Record set:
— Begin —

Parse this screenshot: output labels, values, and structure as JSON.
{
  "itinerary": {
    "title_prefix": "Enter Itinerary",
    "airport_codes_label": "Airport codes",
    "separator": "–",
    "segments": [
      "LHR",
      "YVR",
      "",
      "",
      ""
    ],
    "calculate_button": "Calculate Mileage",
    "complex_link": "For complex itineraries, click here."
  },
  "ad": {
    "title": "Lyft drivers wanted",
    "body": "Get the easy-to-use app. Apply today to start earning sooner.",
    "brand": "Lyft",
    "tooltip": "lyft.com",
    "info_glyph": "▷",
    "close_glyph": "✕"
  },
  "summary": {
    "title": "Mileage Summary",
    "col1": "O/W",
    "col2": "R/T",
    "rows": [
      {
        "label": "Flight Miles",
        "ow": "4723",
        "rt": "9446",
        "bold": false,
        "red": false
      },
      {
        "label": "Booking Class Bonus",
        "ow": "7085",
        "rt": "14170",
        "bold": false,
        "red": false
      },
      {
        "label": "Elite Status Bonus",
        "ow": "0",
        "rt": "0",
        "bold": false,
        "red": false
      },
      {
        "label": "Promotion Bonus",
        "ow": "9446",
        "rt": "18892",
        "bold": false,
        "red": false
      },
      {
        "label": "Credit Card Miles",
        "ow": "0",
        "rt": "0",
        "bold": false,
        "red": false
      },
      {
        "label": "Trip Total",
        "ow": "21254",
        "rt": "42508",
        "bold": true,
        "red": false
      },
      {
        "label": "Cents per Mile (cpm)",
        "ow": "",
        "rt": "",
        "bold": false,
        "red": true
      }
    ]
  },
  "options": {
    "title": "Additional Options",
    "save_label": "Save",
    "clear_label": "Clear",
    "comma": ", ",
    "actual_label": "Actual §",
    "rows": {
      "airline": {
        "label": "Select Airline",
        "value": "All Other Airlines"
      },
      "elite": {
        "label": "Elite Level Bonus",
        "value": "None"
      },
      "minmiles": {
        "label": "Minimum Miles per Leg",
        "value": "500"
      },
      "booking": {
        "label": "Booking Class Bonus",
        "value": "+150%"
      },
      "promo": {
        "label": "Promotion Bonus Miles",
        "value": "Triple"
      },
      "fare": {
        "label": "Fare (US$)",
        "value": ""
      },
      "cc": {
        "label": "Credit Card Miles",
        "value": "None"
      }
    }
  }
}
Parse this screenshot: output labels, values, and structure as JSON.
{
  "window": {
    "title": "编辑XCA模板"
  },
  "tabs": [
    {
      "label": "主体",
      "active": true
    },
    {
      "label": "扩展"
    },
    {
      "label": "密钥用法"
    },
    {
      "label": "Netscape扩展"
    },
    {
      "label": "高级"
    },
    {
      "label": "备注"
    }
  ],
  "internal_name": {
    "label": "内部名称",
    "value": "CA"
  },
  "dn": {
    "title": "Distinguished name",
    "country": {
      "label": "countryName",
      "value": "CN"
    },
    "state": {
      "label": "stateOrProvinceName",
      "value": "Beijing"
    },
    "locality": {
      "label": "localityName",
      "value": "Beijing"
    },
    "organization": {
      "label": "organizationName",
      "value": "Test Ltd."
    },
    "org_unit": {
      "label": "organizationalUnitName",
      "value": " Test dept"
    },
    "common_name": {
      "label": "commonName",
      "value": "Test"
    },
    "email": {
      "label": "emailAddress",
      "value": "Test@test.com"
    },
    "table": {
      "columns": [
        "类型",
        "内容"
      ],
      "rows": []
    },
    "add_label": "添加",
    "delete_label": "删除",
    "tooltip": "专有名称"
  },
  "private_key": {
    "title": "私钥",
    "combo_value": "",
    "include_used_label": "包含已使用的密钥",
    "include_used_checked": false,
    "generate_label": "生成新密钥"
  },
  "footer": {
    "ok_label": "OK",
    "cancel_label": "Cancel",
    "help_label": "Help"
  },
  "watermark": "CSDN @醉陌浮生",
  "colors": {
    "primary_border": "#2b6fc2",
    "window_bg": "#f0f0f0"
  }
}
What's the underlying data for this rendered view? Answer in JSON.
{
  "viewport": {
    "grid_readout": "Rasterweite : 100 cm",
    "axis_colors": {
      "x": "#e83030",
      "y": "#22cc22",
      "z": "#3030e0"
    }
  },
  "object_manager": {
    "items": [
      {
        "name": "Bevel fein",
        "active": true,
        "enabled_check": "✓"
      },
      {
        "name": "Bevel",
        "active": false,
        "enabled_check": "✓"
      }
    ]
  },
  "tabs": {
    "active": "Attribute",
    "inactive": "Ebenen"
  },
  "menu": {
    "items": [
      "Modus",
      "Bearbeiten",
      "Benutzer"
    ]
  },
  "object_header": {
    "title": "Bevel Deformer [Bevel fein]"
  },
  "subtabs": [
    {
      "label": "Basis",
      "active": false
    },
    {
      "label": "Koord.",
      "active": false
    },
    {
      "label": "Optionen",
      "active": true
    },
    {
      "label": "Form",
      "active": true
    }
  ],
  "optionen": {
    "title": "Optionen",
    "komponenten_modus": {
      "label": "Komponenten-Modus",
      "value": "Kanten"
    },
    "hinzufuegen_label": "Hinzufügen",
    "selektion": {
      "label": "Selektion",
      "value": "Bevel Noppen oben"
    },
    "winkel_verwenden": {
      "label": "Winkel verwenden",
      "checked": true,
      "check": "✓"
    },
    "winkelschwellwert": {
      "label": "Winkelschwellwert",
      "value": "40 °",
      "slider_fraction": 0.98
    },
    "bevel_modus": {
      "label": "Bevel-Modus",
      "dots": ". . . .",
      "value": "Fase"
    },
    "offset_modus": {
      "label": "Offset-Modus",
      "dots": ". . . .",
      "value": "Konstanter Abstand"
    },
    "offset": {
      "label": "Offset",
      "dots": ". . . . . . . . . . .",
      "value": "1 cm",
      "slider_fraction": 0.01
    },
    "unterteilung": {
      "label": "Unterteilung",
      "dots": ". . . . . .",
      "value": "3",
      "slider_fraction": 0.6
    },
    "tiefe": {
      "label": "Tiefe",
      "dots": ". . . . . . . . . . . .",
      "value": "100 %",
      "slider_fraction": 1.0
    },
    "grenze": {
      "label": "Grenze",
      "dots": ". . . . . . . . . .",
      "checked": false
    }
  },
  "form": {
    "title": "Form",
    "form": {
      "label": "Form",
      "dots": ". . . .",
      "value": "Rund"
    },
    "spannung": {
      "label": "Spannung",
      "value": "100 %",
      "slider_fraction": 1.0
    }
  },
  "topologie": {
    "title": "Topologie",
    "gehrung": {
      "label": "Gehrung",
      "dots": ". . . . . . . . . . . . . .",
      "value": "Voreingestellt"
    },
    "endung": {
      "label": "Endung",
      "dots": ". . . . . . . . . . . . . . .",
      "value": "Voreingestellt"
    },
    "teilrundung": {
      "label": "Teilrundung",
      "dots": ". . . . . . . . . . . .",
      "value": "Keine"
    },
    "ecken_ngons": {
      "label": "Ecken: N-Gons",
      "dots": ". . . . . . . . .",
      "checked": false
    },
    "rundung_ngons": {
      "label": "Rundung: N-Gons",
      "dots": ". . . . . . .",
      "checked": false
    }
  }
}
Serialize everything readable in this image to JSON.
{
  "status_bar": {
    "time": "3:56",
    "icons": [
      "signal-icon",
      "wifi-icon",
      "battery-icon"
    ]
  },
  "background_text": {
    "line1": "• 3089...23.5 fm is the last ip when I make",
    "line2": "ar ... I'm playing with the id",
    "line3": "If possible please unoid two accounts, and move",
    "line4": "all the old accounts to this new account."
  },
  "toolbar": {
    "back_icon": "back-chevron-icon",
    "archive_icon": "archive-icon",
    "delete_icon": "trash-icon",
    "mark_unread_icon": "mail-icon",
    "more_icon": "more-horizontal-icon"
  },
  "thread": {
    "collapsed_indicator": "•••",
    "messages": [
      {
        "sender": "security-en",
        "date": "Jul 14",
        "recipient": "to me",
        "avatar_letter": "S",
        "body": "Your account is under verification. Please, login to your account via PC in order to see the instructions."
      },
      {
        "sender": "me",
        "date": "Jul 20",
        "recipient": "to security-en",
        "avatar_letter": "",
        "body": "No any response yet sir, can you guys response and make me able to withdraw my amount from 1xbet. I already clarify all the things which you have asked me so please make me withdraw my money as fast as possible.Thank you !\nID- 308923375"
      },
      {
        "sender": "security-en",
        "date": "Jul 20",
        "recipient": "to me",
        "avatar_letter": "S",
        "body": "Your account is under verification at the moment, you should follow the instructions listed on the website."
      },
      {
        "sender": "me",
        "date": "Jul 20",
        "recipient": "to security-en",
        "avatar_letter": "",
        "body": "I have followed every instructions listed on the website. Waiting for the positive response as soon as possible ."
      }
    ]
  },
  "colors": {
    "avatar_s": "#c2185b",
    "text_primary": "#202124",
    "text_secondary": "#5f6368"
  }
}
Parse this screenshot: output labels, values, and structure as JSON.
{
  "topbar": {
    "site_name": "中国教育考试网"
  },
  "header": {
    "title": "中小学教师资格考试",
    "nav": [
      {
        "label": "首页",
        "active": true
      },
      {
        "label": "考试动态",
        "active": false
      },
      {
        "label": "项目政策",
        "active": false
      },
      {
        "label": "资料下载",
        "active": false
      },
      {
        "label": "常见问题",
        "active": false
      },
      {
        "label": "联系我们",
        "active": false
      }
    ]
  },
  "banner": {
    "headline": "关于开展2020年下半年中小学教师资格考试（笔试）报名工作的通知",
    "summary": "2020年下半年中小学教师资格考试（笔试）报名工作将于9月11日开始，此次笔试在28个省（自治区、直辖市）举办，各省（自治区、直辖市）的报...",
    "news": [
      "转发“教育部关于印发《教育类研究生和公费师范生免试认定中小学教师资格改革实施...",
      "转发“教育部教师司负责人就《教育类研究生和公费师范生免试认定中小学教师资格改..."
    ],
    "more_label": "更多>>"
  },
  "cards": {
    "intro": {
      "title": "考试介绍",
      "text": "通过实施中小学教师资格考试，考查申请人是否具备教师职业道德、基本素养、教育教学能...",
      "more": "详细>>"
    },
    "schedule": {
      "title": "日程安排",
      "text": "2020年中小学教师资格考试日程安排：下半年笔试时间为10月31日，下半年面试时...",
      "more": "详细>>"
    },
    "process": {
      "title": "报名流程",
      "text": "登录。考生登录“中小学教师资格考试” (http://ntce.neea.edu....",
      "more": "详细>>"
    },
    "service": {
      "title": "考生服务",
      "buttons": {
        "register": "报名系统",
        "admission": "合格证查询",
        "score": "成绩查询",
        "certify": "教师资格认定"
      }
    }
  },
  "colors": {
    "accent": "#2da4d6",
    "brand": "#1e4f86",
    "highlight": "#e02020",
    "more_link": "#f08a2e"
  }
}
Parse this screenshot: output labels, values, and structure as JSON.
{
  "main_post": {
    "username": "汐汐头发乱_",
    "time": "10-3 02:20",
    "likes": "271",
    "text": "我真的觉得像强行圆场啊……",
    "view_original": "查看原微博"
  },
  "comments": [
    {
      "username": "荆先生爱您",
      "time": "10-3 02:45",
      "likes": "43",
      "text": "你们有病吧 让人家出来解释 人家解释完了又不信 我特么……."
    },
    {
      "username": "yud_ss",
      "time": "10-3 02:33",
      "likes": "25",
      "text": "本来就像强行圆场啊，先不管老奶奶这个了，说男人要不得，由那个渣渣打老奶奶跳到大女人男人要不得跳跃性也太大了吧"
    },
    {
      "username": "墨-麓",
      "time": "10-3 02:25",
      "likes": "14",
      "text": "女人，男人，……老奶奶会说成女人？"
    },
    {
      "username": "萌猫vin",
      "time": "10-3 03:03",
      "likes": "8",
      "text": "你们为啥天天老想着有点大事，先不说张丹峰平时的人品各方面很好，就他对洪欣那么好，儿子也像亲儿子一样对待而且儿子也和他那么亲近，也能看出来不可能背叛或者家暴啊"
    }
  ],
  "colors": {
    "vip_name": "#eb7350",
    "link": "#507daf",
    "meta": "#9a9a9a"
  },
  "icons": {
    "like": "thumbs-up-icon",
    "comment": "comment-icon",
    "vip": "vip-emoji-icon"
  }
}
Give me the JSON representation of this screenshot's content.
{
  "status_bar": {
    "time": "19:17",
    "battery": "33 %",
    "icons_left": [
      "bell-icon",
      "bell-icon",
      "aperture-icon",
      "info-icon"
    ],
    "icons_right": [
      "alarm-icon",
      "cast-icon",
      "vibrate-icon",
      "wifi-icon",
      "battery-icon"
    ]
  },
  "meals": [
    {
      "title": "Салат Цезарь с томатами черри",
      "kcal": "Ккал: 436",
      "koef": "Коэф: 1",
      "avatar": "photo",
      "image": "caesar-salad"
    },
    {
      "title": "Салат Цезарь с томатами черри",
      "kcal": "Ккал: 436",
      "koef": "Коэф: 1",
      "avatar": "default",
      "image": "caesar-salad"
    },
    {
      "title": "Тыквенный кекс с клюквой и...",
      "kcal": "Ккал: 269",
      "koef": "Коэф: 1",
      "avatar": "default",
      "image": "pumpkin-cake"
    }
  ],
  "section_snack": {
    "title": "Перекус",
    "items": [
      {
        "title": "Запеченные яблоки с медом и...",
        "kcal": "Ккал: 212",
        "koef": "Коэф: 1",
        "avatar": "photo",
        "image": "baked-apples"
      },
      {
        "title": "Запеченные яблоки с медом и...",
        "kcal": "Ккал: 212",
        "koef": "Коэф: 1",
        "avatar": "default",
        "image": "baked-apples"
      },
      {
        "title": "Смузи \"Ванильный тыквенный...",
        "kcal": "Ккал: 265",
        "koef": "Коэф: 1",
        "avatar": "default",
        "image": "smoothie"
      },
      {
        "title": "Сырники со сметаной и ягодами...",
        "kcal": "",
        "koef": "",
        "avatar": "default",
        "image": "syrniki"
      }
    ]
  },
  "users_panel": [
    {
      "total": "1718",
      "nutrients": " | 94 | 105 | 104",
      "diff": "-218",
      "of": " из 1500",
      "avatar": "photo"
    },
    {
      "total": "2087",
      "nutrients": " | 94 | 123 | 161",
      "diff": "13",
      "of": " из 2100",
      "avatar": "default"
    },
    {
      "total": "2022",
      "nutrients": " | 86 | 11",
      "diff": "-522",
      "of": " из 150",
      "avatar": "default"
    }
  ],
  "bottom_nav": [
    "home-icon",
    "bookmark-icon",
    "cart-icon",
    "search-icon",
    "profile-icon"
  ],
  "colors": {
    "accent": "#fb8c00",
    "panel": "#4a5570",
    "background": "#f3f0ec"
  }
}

— End —

Aim of the task:
Respond with the number of lines containing "Your" and no additional words.

Problem solution:
2